BEGIN DATA PROVIDED
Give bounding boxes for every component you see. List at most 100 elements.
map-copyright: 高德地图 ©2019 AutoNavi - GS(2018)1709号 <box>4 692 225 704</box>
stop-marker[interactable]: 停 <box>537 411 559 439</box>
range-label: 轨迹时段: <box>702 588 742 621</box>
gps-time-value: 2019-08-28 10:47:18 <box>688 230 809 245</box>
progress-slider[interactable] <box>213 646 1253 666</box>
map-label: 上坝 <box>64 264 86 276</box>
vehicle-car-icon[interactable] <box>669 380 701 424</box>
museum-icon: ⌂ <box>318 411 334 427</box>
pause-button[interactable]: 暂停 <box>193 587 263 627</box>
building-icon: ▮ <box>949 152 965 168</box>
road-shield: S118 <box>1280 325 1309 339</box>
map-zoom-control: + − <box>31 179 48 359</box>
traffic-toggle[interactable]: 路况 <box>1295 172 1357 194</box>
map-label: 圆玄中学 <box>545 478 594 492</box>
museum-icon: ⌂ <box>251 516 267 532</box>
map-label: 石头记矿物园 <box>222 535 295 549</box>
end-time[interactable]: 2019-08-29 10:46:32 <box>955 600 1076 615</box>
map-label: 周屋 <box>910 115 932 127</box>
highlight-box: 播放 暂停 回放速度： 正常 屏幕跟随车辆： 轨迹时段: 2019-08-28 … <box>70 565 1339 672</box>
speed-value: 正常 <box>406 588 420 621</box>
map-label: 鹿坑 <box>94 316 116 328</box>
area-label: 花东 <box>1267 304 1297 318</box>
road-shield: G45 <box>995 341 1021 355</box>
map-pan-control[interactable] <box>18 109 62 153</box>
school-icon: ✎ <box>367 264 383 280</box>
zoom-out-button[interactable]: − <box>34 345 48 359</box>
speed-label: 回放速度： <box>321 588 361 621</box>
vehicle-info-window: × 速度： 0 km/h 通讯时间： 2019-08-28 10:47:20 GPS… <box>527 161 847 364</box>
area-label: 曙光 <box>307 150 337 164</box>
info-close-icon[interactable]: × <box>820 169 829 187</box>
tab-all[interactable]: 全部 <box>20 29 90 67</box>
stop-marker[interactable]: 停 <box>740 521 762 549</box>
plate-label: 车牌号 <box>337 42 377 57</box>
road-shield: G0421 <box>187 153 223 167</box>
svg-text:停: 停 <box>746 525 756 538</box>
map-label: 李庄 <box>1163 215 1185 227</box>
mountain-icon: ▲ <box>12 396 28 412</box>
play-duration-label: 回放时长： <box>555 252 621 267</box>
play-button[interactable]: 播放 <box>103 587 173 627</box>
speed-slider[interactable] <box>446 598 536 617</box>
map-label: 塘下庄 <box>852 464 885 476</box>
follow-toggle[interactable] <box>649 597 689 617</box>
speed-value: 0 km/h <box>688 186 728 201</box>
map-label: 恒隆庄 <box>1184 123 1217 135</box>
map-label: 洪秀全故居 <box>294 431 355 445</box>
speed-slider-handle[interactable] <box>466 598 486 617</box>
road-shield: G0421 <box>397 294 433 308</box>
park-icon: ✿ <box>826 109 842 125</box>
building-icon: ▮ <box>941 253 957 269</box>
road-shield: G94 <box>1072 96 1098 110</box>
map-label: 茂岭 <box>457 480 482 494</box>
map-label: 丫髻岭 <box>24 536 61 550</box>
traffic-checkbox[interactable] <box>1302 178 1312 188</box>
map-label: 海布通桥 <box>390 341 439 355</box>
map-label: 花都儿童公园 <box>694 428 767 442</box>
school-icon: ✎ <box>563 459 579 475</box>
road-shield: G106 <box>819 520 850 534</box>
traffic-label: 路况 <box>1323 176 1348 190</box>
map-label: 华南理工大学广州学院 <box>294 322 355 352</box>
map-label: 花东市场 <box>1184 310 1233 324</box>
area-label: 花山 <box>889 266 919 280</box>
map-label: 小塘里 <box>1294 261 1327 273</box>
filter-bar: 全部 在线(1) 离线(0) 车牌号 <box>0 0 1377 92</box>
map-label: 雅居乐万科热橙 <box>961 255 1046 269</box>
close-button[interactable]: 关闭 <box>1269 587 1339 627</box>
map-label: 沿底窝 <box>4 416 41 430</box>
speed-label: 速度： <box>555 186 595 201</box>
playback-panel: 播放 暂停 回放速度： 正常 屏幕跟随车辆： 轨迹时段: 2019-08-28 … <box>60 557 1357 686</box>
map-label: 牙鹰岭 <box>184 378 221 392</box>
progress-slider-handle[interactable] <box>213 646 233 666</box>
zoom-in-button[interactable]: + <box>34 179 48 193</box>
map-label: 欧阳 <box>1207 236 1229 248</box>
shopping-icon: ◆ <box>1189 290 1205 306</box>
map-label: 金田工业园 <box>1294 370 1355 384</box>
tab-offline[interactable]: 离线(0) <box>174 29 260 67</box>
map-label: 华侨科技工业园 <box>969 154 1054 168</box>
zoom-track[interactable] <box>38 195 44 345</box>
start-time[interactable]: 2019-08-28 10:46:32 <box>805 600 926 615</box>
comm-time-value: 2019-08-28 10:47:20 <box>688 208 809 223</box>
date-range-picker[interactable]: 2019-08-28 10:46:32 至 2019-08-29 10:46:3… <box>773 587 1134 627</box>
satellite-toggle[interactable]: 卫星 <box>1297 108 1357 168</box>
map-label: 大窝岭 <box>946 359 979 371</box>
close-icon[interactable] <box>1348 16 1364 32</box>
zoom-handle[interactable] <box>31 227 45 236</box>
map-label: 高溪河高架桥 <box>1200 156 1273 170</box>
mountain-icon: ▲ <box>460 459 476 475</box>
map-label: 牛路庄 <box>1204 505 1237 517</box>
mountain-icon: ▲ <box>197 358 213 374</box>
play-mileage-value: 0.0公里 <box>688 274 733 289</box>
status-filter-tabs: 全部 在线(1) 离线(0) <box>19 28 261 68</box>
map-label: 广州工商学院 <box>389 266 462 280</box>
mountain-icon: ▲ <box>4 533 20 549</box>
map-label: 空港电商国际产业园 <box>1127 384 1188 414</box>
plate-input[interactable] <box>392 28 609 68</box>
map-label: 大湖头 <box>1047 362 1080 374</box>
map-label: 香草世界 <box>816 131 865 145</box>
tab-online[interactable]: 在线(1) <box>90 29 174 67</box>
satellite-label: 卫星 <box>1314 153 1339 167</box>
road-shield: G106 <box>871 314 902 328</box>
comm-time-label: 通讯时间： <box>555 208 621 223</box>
END DATA PROVIDED
# THE TASK:
Edit the entries above by replacing each "map-label" with "place-name" and keeping everything else the same.

# REPLY TO THE TASK:
Give bounding boxes for every component you see. List at most 100 elements.
map-copyright: 高德地图 ©2019 AutoNavi - GS(2018)1709号 <box>4 692 225 704</box>
stop-marker[interactable]: 停 <box>537 411 559 439</box>
range-label: 轨迹时段: <box>702 588 742 621</box>
gps-time-value: 2019-08-28 10:47:18 <box>688 230 809 245</box>
progress-slider[interactable] <box>213 646 1253 666</box>
place-name: 上坝 <box>64 264 86 276</box>
vehicle-car-icon[interactable] <box>669 380 701 424</box>
museum-icon: ⌂ <box>318 411 334 427</box>
pause-button[interactable]: 暂停 <box>193 587 263 627</box>
building-icon: ▮ <box>949 152 965 168</box>
road-shield: S118 <box>1280 325 1309 339</box>
map-zoom-control: + − <box>31 179 48 359</box>
traffic-toggle[interactable]: 路况 <box>1295 172 1357 194</box>
place-name: 圆玄中学 <box>545 478 594 492</box>
museum-icon: ⌂ <box>251 516 267 532</box>
place-name: 石头记矿物园 <box>222 535 295 549</box>
end-time[interactable]: 2019-08-29 10:46:32 <box>955 600 1076 615</box>
place-name: 周屋 <box>910 115 932 127</box>
highlight-box: 播放 暂停 回放速度： 正常 屏幕跟随车辆： 轨迹时段: 2019-08-28 … <box>70 565 1339 672</box>
speed-value: 正常 <box>406 588 420 621</box>
place-name: 鹿坑 <box>94 316 116 328</box>
area-label: 花东 <box>1267 304 1297 318</box>
road-shield: G45 <box>995 341 1021 355</box>
map-pan-control[interactable] <box>18 109 62 153</box>
school-icon: ✎ <box>367 264 383 280</box>
zoom-out-button[interactable]: − <box>34 345 48 359</box>
speed-label: 回放速度： <box>321 588 361 621</box>
vehicle-info-window: × 速度： 0 km/h 通讯时间： 2019-08-28 10:47:20 GPS… <box>527 161 847 364</box>
area-label: 曙光 <box>307 150 337 164</box>
info-close-icon[interactable]: × <box>820 169 829 187</box>
tab-all[interactable]: 全部 <box>20 29 90 67</box>
stop-marker[interactable]: 停 <box>740 521 762 549</box>
plate-label: 车牌号 <box>337 42 377 57</box>
road-shield: G0421 <box>187 153 223 167</box>
svg-text:停: 停 <box>746 525 756 538</box>
place-name: 李庄 <box>1163 215 1185 227</box>
mountain-icon: ▲ <box>12 396 28 412</box>
play-duration-label: 回放时长： <box>555 252 621 267</box>
play-button[interactable]: 播放 <box>103 587 173 627</box>
speed-slider[interactable] <box>446 598 536 617</box>
place-name: 塘下庄 <box>852 464 885 476</box>
follow-toggle[interactable] <box>649 597 689 617</box>
speed-value: 0 km/h <box>688 186 728 201</box>
place-name: 恒隆庄 <box>1184 123 1217 135</box>
place-name: 洪秀全故居 <box>294 431 355 445</box>
speed-slider-handle[interactable] <box>466 598 486 617</box>
road-shield: G0421 <box>397 294 433 308</box>
park-icon: ✿ <box>826 109 842 125</box>
building-icon: ▮ <box>941 253 957 269</box>
road-shield: G94 <box>1072 96 1098 110</box>
place-name: 茂岭 <box>457 480 482 494</box>
place-name: 丫髻岭 <box>24 536 61 550</box>
traffic-checkbox[interactable] <box>1302 178 1312 188</box>
place-name: 海布通桥 <box>390 341 439 355</box>
place-name: 花都儿童公园 <box>694 428 767 442</box>
school-icon: ✎ <box>563 459 579 475</box>
road-shield: G106 <box>819 520 850 534</box>
traffic-label: 路况 <box>1323 176 1348 190</box>
place-name: 华南理工大学广州学院 <box>294 322 355 352</box>
place-name: 花东市场 <box>1184 310 1233 324</box>
area-label: 花山 <box>889 266 919 280</box>
place-name: 小塘里 <box>1294 261 1327 273</box>
filter-bar: 全部 在线(1) 离线(0) 车牌号 <box>0 0 1377 92</box>
place-name: 雅居乐万科热橙 <box>961 255 1046 269</box>
close-button[interactable]: 关闭 <box>1269 587 1339 627</box>
place-name: 沿底窝 <box>4 416 41 430</box>
speed-label: 速度： <box>555 186 595 201</box>
playback-panel: 播放 暂停 回放速度： 正常 屏幕跟随车辆： 轨迹时段: 2019-08-28 … <box>60 557 1357 686</box>
place-name: 牙鹰岭 <box>184 378 221 392</box>
progress-slider-handle[interactable] <box>213 646 233 666</box>
zoom-in-button[interactable]: + <box>34 179 48 193</box>
place-name: 欧阳 <box>1207 236 1229 248</box>
shopping-icon: ◆ <box>1189 290 1205 306</box>
place-name: 金田工业园 <box>1294 370 1355 384</box>
tab-offline[interactable]: 离线(0) <box>174 29 260 67</box>
place-name: 华侨科技工业园 <box>969 154 1054 168</box>
zoom-track[interactable] <box>38 195 44 345</box>
start-time[interactable]: 2019-08-28 10:46:32 <box>805 600 926 615</box>
comm-time-value: 2019-08-28 10:47:20 <box>688 208 809 223</box>
date-range-picker[interactable]: 2019-08-28 10:46:32 至 2019-08-29 10:46:3… <box>773 587 1134 627</box>
satellite-toggle[interactable]: 卫星 <box>1297 108 1357 168</box>
place-name: 大窝岭 <box>946 359 979 371</box>
close-icon[interactable] <box>1348 16 1364 32</box>
zoom-handle[interactable] <box>31 227 45 236</box>
place-name: 高溪河高架桥 <box>1200 156 1273 170</box>
mountain-icon: ▲ <box>460 459 476 475</box>
place-name: 牛路庄 <box>1204 505 1237 517</box>
mountain-icon: ▲ <box>197 358 213 374</box>
play-mileage-value: 0.0公里 <box>688 274 733 289</box>
status-filter-tabs: 全部 在线(1) 离线(0) <box>19 28 261 68</box>
place-name: 广州工商学院 <box>389 266 462 280</box>
mountain-icon: ▲ <box>4 533 20 549</box>
place-name: 空港电商国际产业园 <box>1127 384 1188 414</box>
plate-input[interactable] <box>392 28 609 68</box>
place-name: 大湖头 <box>1047 362 1080 374</box>
place-name: 香草世界 <box>816 131 865 145</box>
tab-online[interactable]: 在线(1) <box>90 29 174 67</box>
satellite-label: 卫星 <box>1314 153 1339 167</box>
road-shield: G106 <box>871 314 902 328</box>
comm-time-label: 通讯时间： <box>555 208 621 223</box>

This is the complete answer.